What it does: When a Pod uses a service account mapped to an IAM role (via an EKS Pod Identity association), the agent provides that pod with short-lived AWS credentials. This is similar to how EC2 instance profiles work, but scoped to individual pods. EKS Pod Identity eliminates the need for third-party tools (like kube2iam or kiam) and does not require configuring an OIDC provider.
Performance & Resilience: The agent greatly improves scalability of credential delivery. AWS documentation notes that instead of every pod having to fetch credentials from AWS independently, “each set of temporary credentials is assumed by the EKS Auth service… then the Pod Identity Agent… issues the credentials to the SDKs. Thus the load is reduced to once for each node, instead of once per pod. In practice, this means large clusters with many pods avoid redundant AWS API calls (faster start-up and less risk of throttling). The agent’s host-networked operation also ensures high availability of the credential endpoint – if one node’s agent fails, only pods on that node are affected and can be rescheduled.
Security: Pod Identity enforces least privilege IAM to pods. Only pods using a specially annotated service account receive the IAM role’s credentials. Other pods on the same node cannot access those creds, thanks to the agent’s isolation. This provides strict credential isolation: “a Pod’s containers can only retrieve credentials for the IAM role that’s associated with [its] service account”. Administrators bind IAM roles to service accounts via EKS APIs; since each role has a narrow trust policy (only allowing eks.amazonaws.com
as principal), there’s no risk of pods obtaining overly broad credentials. CloudTrail auditing can track Pod Identity usage for compliance. (Note: in EKS Auto Mode, Pod Identity is built-in and need not be installed manually.)

**Problem set:**
1. In the EKS Pod Identity excerpt, which third-party tools does Pod Identity make unnecessary?
2. Reproduce the passage of the EKS Pod Identity excerpt between "What it does: When" and "an OIDC provider.", inclusive.
3. According to the EKS Pod Identity excerpt, why do large clusters with many pods avoid redundant AWS API calls?

**Extracted entries:**
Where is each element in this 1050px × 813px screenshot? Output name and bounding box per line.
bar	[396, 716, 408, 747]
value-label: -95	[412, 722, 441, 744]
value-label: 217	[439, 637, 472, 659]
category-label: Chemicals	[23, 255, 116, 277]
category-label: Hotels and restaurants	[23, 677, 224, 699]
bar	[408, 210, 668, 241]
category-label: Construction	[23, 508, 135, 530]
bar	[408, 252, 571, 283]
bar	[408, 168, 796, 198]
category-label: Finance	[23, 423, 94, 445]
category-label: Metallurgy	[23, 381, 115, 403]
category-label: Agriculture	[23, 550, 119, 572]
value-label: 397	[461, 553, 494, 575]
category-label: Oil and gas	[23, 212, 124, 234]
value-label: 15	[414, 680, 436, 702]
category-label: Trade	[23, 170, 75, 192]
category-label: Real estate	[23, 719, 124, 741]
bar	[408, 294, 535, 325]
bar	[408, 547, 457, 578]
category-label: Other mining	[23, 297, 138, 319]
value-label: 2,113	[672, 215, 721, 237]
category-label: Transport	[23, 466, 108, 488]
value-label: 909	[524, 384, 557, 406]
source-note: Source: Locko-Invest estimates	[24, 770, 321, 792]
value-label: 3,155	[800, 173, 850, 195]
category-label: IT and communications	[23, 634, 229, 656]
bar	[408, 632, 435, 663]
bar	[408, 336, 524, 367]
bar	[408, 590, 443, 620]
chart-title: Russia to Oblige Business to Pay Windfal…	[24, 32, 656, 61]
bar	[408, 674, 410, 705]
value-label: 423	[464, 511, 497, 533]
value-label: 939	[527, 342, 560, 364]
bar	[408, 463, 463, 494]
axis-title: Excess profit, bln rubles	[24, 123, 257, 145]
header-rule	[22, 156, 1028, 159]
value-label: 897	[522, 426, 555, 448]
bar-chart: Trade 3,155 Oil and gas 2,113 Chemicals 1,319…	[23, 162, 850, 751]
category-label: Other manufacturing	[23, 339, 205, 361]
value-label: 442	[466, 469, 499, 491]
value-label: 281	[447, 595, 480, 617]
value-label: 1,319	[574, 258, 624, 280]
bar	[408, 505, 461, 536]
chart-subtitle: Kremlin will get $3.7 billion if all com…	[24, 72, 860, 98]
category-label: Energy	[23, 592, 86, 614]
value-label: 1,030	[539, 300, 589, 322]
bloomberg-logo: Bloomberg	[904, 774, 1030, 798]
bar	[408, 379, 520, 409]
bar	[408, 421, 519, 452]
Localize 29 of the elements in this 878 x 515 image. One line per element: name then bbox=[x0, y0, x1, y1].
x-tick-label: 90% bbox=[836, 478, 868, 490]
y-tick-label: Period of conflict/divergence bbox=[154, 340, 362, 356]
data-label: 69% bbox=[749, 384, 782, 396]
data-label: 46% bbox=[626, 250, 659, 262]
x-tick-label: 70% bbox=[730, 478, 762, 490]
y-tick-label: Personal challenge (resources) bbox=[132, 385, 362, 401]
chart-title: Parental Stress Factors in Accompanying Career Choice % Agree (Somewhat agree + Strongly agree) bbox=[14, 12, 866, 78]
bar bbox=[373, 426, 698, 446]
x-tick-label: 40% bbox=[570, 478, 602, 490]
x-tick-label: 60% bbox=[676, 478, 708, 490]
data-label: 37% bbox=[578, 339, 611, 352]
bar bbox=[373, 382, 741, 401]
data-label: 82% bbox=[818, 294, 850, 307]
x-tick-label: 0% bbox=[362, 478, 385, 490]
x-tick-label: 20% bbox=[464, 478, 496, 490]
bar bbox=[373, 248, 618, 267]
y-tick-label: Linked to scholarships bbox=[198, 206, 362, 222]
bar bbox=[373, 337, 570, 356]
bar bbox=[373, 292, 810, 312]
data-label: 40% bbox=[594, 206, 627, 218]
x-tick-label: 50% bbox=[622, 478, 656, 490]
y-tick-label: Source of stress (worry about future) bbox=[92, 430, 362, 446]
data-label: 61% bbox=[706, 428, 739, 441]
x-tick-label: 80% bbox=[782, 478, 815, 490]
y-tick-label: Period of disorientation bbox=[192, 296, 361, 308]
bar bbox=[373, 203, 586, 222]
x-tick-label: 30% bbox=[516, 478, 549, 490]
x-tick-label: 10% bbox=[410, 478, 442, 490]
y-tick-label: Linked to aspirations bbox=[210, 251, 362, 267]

**List of solutions:**
1. kube2iam and kiam.

2.
What it does: When a Pod uses a service account mapped to an IAM role (via an EKS Pod Identity association), the agent provides that pod with short-lived AWS credentials. This is similar to how EC2 instance profiles work, but scoped to individual pods. EKS Pod Identity eliminates the need for third-party tools (like kube2iam or kiam) and does not require configuring an OIDC provider.

3. Each set of temporary credentials is assumed by the EKS Auth service, and the Pod Identity Agent then issues those credentials to the SDKs. The load is therefore reduced to once per node rather than once per pod.